• Task instructions:
Find how many lines of the listing below include the word "واریز", then report the number by itself.

(Data items)
::::

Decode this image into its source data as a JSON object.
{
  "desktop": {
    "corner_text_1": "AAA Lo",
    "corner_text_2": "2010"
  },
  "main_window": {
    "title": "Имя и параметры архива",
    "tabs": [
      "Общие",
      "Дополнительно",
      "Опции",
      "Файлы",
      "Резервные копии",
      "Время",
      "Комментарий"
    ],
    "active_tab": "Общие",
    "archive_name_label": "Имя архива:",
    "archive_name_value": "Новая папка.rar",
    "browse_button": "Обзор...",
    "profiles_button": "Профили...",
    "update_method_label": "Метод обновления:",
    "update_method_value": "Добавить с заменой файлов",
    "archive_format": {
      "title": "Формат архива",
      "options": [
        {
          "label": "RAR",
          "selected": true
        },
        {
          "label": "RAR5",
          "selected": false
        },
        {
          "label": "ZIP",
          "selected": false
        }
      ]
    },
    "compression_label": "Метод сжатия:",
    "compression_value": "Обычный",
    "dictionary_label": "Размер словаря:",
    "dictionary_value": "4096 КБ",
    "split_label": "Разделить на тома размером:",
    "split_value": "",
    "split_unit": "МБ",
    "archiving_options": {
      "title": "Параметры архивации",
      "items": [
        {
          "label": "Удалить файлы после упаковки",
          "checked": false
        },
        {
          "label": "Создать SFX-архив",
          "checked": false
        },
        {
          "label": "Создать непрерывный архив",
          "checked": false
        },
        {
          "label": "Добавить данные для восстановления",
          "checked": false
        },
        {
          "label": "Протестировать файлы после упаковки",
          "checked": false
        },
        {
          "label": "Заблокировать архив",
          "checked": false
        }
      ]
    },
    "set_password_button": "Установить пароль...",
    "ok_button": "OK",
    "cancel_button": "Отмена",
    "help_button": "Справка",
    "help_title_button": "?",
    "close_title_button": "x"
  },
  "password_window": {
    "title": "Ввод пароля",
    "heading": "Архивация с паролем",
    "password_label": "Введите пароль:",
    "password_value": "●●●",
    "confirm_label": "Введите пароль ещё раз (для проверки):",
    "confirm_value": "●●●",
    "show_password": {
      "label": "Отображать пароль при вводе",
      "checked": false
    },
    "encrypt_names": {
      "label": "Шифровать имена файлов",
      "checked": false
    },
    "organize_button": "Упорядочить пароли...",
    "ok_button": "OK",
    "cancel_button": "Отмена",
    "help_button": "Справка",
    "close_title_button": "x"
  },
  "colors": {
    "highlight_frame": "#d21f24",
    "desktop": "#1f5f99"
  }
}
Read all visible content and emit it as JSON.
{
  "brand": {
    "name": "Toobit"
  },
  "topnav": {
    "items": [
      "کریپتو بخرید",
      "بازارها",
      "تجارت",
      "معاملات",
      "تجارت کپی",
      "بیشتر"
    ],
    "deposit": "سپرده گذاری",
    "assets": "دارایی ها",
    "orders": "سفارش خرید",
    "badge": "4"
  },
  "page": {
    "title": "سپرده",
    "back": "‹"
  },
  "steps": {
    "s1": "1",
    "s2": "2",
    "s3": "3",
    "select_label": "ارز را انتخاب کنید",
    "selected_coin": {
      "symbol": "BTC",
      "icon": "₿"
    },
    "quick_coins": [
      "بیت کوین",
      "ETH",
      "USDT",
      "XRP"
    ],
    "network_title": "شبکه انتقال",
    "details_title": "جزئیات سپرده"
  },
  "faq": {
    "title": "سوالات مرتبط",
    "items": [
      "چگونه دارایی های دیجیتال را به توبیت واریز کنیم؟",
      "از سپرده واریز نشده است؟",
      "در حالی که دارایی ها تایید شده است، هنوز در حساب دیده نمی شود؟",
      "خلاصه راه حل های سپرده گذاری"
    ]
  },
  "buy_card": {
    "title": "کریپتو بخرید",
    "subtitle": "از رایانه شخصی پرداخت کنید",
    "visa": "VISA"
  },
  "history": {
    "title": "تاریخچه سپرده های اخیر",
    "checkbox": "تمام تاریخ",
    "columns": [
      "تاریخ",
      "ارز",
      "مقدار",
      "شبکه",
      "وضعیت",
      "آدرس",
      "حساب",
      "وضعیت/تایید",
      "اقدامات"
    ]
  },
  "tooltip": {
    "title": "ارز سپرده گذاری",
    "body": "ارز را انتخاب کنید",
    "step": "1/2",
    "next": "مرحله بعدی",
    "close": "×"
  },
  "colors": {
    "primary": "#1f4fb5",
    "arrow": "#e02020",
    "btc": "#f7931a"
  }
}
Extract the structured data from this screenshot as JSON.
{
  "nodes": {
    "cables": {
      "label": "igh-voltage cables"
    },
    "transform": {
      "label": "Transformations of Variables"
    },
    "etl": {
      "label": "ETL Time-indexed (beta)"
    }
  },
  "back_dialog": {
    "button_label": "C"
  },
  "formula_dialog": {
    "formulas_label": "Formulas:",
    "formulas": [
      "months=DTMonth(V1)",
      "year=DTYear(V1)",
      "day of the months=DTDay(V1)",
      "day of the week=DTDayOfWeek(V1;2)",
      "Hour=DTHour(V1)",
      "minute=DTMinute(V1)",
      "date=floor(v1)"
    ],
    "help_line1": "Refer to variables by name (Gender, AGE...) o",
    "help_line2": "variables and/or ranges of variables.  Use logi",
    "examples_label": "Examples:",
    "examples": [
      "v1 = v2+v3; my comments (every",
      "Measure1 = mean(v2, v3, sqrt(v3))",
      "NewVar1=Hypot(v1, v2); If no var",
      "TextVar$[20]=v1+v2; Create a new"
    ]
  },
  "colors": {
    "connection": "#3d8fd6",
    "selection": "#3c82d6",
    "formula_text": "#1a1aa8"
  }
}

::::

• Result:
2